◆ **WRITTEN TASK**: Copy all the material below, exactly as it stands.

Stored data

=====

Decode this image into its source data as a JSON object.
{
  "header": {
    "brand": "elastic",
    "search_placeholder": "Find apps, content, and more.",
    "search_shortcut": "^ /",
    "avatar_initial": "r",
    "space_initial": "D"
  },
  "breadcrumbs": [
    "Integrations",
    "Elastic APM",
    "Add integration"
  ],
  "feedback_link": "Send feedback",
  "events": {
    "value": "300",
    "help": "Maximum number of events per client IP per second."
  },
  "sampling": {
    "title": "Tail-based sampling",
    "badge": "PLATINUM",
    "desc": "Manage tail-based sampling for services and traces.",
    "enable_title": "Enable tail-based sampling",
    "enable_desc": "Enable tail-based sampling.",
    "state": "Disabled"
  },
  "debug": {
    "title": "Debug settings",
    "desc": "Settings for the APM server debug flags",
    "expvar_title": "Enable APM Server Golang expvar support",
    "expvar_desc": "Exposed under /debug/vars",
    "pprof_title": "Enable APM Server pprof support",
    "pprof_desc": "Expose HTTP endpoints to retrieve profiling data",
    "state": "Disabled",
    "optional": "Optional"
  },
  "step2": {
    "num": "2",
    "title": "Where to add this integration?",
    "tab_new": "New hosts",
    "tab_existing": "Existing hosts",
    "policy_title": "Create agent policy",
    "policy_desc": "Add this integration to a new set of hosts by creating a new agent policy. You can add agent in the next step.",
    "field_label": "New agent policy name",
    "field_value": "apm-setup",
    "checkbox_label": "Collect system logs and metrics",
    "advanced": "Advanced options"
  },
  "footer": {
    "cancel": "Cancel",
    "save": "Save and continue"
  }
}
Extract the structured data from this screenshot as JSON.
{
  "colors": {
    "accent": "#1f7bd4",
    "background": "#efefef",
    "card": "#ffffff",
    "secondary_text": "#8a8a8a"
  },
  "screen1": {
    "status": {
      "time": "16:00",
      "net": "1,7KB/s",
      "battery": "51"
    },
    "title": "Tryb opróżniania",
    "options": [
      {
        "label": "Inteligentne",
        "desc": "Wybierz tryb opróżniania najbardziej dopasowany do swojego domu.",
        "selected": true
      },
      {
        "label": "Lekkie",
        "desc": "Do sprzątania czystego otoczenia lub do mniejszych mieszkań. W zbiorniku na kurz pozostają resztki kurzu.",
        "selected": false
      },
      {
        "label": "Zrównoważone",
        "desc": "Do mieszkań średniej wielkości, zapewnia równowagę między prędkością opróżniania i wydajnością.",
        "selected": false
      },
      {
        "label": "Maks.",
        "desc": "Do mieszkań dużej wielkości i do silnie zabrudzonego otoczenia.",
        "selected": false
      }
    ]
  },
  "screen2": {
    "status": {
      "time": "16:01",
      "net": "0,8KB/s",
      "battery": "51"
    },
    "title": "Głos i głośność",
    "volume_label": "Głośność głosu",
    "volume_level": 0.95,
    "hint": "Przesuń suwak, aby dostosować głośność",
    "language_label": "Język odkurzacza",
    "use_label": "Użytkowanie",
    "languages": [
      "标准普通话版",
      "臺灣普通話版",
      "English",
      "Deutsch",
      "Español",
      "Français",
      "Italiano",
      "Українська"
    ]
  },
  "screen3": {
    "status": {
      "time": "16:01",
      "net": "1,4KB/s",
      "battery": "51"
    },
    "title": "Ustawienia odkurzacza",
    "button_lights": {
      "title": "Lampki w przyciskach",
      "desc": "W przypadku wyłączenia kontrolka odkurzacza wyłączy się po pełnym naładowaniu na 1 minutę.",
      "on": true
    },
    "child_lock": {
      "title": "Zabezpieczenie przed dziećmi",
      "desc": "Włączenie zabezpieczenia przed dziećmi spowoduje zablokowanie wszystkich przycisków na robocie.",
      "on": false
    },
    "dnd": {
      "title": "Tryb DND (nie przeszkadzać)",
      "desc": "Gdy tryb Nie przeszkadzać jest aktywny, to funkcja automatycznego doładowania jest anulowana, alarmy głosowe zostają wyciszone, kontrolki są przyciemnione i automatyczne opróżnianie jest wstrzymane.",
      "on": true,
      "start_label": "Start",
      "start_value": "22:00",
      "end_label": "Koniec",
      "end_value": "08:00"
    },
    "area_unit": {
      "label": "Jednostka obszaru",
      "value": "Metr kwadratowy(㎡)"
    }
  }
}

=====

◆ **SOLUTION TO THIS PROBLEM**:
Decode this image into its source data as a JSON object.
{
  "header": {
    "brand": "elastic",
    "search_placeholder": "Find apps, content, and more.",
    "search_shortcut": "^ /",
    "avatar_initial": "r",
    "space_initial": "D"
  },
  "breadcrumbs": [
    "Integrations",
    "Elastic APM",
    "Add integration"
  ],
  "feedback_link": "Send feedback",
  "events": {
    "value": "300",
    "help": "Maximum number of events per client IP per second."
  },
  "sampling": {
    "title": "Tail-based sampling",
    "badge": "PLATINUM",
    "desc": "Manage tail-based sampling for services and traces.",
    "enable_title": "Enable tail-based sampling",
    "enable_desc": "Enable tail-based sampling.",
    "state": "Disabled"
  },
  "debug": {
    "title": "Debug settings",
    "desc": "Settings for the APM server debug flags",
    "expvar_title": "Enable APM Server Golang expvar support",
    "expvar_desc": "Exposed under /debug/vars",
    "pprof_title": "Enable APM Server pprof support",
    "pprof_desc": "Expose HTTP endpoints to retrieve profiling data",
    "state": "Disabled",
    "optional": "Optional"
  },
  "step2": {
    "num": "2",
    "title": "Where to add this integration?",
    "tab_new": "New hosts",
    "tab_existing": "Existing hosts",
    "policy_title": "Create agent policy",
    "policy_desc": "Add this integration to a new set of hosts by creating a new agent policy. You can add agent in the next step.",
    "field_label": "New agent policy name",
    "field_value": "apm-setup",
    "checkbox_label": "Collect system logs and metrics",
    "advanced": "Advanced options"
  },
  "footer": {
    "cancel": "Cancel",
    "save": "Save and continue"
  }
}
Extract the structured data from this screenshot as JSON.
{
  "colors": {
    "accent": "#1f7bd4",
    "background": "#efefef",
    "card": "#ffffff",
    "secondary_text": "#8a8a8a"
  },
  "screen1": {
    "status": {
      "time": "16:00",
      "net": "1,7KB/s",
      "battery": "51"
    },
    "title": "Tryb opróżniania",
    "options": [
      {
        "label": "Inteligentne",
        "desc": "Wybierz tryb opróżniania najbardziej dopasowany do swojego domu.",
        "selected": true
      },
      {
        "label": "Lekkie",
        "desc": "Do sprzątania czystego otoczenia lub do mniejszych mieszkań. W zbiorniku na kurz pozostają resztki kurzu.",
        "selected": false
      },
      {
        "label": "Zrównoważone",
        "desc": "Do mieszkań średniej wielkości, zapewnia równowagę między prędkością opróżniania i wydajnością.",
        "selected": false
      },
      {
        "label": "Maks.",
        "desc": "Do mieszkań dużej wielkości i do silnie zabrudzonego otoczenia.",
        "selected": false
      }
    ]
  },
  "screen2": {
    "status": {
      "time": "16:01",
      "net": "0,8KB/s",
      "battery": "51"
    },
    "title": "Głos i głośność",
    "volume_label": "Głośność głosu",
    "volume_level": 0.95,
    "hint": "Przesuń suwak, aby dostosować głośność",
    "language_label": "Język odkurzacza",
    "use_label": "Użytkowanie",
    "languages": [
      "标准普通话版",
      "臺灣普通話版",
      "English",
      "Deutsch",
      "Español",
      "Français",
      "Italiano",
      "Українська"
    ]
  },
  "screen3": {
    "status": {
      "time": "16:01",
      "net": "1,4KB/s",
      "battery": "51"
    },
    "title": "Ustawienia odkurzacza",
    "button_lights": {
      "title": "Lampki w przyciskach",
      "desc": "W przypadku wyłączenia kontrolka odkurzacza wyłączy się po pełnym naładowaniu na 1 minutę.",
      "on": true
    },
    "child_lock": {
      "title": "Zabezpieczenie przed dziećmi",
      "desc": "Włączenie zabezpieczenia przed dziećmi spowoduje zablokowanie wszystkich przycisków na robocie.",
      "on": false
    },
    "dnd": {
      "title": "Tryb DND (nie przeszkadzać)",
      "desc": "Gdy tryb Nie przeszkadzać jest aktywny, to funkcja automatycznego doładowania jest anulowana, alarmy głosowe zostają wyciszone, kontrolki są przyciemnione i automatyczne opróżnianie jest wstrzymane.",
      "on": true,
      "start_label": "Start",
      "start_value": "22:00",
      "end_label": "Koniec",
      "end_value": "08:00"
    },
    "area_unit": {
      "label": "Jednostka obszaru",
      "value": "Metr kwadratowy(㎡)"
    }
  }
}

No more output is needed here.